● Directions:
Select lines where the word "government" appears.

** BEGIN **

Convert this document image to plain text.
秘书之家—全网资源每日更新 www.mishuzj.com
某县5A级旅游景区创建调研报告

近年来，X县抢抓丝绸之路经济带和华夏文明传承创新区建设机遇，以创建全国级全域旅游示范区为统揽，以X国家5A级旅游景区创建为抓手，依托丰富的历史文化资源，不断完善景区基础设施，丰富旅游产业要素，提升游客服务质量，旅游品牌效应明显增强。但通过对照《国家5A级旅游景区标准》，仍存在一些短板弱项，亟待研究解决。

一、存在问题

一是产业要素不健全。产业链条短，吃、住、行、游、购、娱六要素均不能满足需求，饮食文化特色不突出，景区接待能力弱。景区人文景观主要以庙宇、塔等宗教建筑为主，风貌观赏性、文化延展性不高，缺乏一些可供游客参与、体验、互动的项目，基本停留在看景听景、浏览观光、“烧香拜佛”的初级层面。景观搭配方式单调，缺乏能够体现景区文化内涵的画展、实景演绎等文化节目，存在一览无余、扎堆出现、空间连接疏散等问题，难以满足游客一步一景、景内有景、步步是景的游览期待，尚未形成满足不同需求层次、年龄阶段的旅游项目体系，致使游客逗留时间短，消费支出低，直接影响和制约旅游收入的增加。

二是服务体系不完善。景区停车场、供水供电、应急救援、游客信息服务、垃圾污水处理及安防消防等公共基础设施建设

** END **
** BEGIN **

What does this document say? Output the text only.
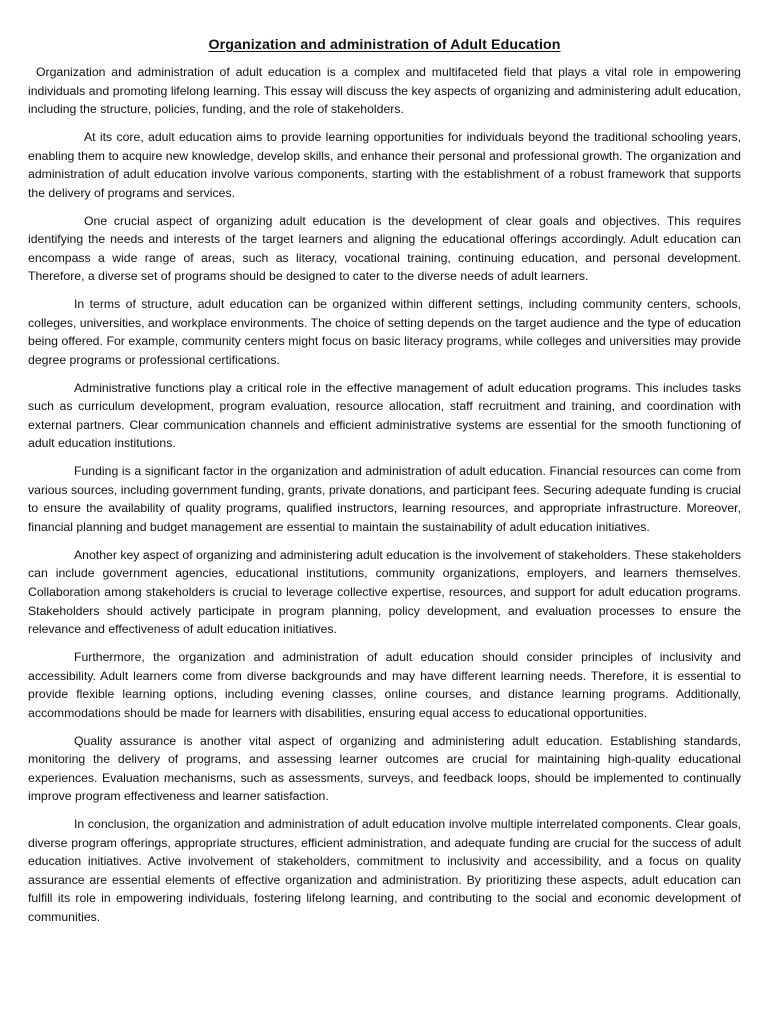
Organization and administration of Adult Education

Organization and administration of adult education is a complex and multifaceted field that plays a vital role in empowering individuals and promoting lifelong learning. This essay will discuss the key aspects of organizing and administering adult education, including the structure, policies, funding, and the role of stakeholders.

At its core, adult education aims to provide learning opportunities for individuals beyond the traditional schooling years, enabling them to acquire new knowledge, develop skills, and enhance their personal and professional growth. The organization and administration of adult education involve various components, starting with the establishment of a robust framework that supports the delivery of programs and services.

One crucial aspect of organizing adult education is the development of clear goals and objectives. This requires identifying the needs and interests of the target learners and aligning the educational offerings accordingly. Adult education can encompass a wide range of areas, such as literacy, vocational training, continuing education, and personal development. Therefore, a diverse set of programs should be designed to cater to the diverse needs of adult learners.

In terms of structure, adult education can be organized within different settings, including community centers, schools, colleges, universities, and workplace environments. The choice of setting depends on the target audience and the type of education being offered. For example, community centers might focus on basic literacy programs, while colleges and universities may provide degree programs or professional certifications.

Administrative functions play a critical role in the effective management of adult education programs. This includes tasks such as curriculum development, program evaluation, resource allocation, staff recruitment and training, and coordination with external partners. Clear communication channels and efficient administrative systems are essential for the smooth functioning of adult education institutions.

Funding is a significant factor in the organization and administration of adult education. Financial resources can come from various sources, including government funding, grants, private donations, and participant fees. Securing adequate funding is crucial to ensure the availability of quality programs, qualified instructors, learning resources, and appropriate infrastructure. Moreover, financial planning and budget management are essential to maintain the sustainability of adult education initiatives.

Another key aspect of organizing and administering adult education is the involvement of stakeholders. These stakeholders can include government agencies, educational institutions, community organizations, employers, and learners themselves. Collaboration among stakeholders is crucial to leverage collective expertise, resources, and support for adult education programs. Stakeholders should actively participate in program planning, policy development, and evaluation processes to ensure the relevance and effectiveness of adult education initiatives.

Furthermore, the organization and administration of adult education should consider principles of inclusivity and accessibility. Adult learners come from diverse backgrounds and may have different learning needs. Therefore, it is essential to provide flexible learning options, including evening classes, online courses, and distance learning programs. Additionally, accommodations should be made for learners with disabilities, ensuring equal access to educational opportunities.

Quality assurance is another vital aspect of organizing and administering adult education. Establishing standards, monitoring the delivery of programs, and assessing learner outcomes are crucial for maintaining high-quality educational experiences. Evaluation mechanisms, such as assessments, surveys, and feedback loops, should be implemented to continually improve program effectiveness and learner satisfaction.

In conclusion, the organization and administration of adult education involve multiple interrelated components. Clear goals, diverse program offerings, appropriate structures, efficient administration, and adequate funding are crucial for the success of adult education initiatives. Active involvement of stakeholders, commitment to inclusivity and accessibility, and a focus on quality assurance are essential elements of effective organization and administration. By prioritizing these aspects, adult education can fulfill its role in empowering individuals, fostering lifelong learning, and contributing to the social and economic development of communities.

** END **

● Answer to this exercise:
Funding is a significant factor in the organization and administration of adult education. Financial resources can come from various sources, including government funding, grants, private donations, and participant fees. Securing adequate funding is crucial to ensure the availability of quality programs, qualified instructors, learning resources, and appropriate infrastructure. Moreover, financial planning and budget management are essential to maintain the sustainability of adult education initiatives.
Another key aspect of organizing and administering adult education is the involvement of stakeholders. These stakeholders can include government agencies, educational institutions, community organizations, employers, and learners themselves. Collaboration among stakeholders is crucial to leverage collective expertise, resources, and support for adult education programs. Stakeholders should actively participate in program planning, policy development, and evaluation processes to ensure the relevance and effectiveness of adult education initiatives.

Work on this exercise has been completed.